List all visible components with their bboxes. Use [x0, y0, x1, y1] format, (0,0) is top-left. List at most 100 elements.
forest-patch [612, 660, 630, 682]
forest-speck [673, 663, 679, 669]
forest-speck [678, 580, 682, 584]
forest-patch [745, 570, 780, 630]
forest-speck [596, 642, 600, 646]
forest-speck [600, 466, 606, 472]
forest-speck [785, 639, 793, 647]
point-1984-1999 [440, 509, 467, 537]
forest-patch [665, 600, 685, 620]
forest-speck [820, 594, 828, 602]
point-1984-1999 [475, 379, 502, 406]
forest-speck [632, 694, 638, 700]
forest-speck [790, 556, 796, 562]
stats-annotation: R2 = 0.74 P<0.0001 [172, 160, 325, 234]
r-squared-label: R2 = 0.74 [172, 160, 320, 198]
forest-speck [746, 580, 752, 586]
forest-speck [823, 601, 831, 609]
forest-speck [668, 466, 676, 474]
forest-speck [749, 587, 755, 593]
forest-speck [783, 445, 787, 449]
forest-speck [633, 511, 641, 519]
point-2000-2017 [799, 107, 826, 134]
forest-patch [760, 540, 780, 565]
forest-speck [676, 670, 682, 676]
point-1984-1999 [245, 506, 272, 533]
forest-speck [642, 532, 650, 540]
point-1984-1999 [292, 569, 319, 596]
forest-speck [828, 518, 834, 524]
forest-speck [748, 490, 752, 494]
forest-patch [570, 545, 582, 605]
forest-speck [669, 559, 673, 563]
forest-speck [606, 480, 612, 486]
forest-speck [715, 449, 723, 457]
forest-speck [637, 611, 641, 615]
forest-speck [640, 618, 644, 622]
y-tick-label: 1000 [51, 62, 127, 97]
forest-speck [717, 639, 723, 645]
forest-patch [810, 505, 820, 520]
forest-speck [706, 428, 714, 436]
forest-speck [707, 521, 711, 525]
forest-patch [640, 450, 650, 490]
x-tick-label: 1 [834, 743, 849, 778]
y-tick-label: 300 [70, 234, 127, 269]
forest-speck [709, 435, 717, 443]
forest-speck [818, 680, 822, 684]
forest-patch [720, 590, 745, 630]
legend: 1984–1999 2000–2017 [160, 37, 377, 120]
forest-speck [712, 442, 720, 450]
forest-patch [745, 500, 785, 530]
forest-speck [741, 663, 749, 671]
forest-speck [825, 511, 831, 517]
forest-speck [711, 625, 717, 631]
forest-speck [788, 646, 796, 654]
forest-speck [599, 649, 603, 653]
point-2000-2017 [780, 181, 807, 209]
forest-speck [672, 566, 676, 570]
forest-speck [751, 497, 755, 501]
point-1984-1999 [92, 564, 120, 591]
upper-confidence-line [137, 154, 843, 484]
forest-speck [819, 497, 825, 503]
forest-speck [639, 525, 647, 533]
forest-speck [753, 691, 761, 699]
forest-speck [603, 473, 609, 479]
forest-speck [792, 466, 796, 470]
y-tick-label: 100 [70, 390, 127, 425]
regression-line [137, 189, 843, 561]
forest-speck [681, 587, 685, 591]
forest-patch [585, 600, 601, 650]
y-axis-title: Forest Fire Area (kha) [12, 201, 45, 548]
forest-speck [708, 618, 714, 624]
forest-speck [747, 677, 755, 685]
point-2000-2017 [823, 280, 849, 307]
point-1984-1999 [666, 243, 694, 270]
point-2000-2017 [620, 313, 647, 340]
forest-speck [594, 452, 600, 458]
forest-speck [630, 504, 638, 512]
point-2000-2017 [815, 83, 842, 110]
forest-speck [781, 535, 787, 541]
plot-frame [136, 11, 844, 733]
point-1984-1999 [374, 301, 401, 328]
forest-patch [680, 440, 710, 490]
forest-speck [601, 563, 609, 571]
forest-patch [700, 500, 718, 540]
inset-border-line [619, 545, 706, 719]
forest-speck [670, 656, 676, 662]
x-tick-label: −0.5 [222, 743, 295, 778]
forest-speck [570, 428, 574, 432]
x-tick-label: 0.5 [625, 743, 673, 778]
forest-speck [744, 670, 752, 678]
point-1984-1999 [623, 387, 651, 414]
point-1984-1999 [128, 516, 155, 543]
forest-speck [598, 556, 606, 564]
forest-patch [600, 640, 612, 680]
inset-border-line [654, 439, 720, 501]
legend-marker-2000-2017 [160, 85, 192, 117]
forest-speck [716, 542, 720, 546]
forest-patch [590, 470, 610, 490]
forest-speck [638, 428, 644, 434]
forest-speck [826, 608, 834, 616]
______________________________
* _Given problem_: Turn every line of the material above into a numbered list, leaving out any blank lines.

* _Expected output_:
1. List all visible components with their bboxes. Use [x0, y0, x1, y1] format, (0,0) is top-left. List at most 100 elements.
2. forest-patch [612, 660, 630, 682]
3. forest-speck [673, 663, 679, 669]
4. forest-speck [678, 580, 682, 584]
5. forest-patch [745, 570, 780, 630]
6. forest-speck [596, 642, 600, 646]
7. forest-speck [600, 466, 606, 472]
8. forest-speck [785, 639, 793, 647]
9. point-1984-1999 [440, 509, 467, 537]
10. forest-patch [665, 600, 685, 620]
11. forest-speck [820, 594, 828, 602]
12. point-1984-1999 [475, 379, 502, 406]
13. forest-speck [632, 694, 638, 700]
14. forest-speck [790, 556, 796, 562]
15. stats-annotation: R2 = 0.74 P<0.0001 [172, 160, 325, 234]
16. r-squared-label: R2 = 0.74 [172, 160, 320, 198]
17. forest-speck [746, 580, 752, 586]
18. forest-speck [823, 601, 831, 609]
19. forest-speck [668, 466, 676, 474]
20. forest-speck [749, 587, 755, 593]
21. forest-speck [783, 445, 787, 449]
22. forest-speck [633, 511, 641, 519]
23. point-2000-2017 [799, 107, 826, 134]
24. forest-patch [760, 540, 780, 565]
25. forest-speck [676, 670, 682, 676]
26. point-1984-1999 [245, 506, 272, 533]
27. forest-speck [642, 532, 650, 540]
28. point-1984-1999 [292, 569, 319, 596]
29. forest-speck [828, 518, 834, 524]
30. forest-speck [748, 490, 752, 494]
31. forest-patch [570, 545, 582, 605]
32. forest-speck [669, 559, 673, 563]
33. forest-speck [606, 480, 612, 486]
34. forest-speck [715, 449, 723, 457]
35. forest-speck [637, 611, 641, 615]
36. forest-speck [640, 618, 644, 622]
37. y-tick-label: 1000 [51, 62, 127, 97]
38. forest-speck [717, 639, 723, 645]
39. forest-patch [810, 505, 820, 520]
40. forest-speck [706, 428, 714, 436]
41. forest-speck [707, 521, 711, 525]
42. forest-patch [640, 450, 650, 490]
43. x-tick-label: 1 [834, 743, 849, 778]
44. y-tick-label: 300 [70, 234, 127, 269]
45. forest-speck [709, 435, 717, 443]
46. forest-speck [818, 680, 822, 684]
47. forest-patch [720, 590, 745, 630]
48. legend: 1984–1999 2000–2017 [160, 37, 377, 120]
49. forest-speck [712, 442, 720, 450]
50. forest-patch [745, 500, 785, 530]
51. forest-speck [741, 663, 749, 671]
52. forest-speck [825, 511, 831, 517]
53. forest-speck [711, 625, 717, 631]
54. forest-speck [788, 646, 796, 654]
55. forest-speck [599, 649, 603, 653]
56. point-2000-2017 [780, 181, 807, 209]
57. forest-speck [672, 566, 676, 570]
58. forest-speck [751, 497, 755, 501]
59. point-1984-1999 [92, 564, 120, 591]
60. upper-confidence-line [137, 154, 843, 484]
61. forest-speck [819, 497, 825, 503]
62. forest-speck [639, 525, 647, 533]
63. forest-speck [753, 691, 761, 699]
64. forest-speck [603, 473, 609, 479]
65. forest-speck [792, 466, 796, 470]
66. y-tick-label: 100 [70, 390, 127, 425]
67. regression-line [137, 189, 843, 561]
68. forest-speck [681, 587, 685, 591]
69. forest-patch [585, 600, 601, 650]
70. y-axis-title: Forest Fire Area (kha) [12, 201, 45, 548]
71. forest-speck [708, 618, 714, 624]
72. forest-speck [747, 677, 755, 685]
73. point-2000-2017 [823, 280, 849, 307]
74. point-1984-1999 [666, 243, 694, 270]
75. point-2000-2017 [620, 313, 647, 340]
76. forest-speck [594, 452, 600, 458]
77. forest-speck [630, 504, 638, 512]
78. point-2000-2017 [815, 83, 842, 110]
79. forest-speck [781, 535, 787, 541]
80. plot-frame [136, 11, 844, 733]
81. point-1984-1999 [374, 301, 401, 328]
82. forest-patch [680, 440, 710, 490]
83. forest-speck [601, 563, 609, 571]
84. forest-patch [700, 500, 718, 540]
85. inset-border-line [619, 545, 706, 719]
86. forest-speck [670, 656, 676, 662]
87. x-tick-label: −0.5 [222, 743, 295, 778]
88. forest-speck [570, 428, 574, 432]
89. x-tick-label: 0.5 [625, 743, 673, 778]
90. forest-speck [744, 670, 752, 678]
91. point-1984-1999 [623, 387, 651, 414]
92. point-1984-1999 [128, 516, 155, 543]
93. forest-speck [598, 556, 606, 564]
94. forest-patch [600, 640, 612, 680]
95. inset-border-line [654, 439, 720, 501]
96. legend-marker-2000-2017 [160, 85, 192, 117]
97. forest-speck [716, 542, 720, 546]
98. forest-patch [590, 470, 610, 490]
99. forest-speck [638, 428, 644, 434]
100. forest-speck [826, 608, 834, 616]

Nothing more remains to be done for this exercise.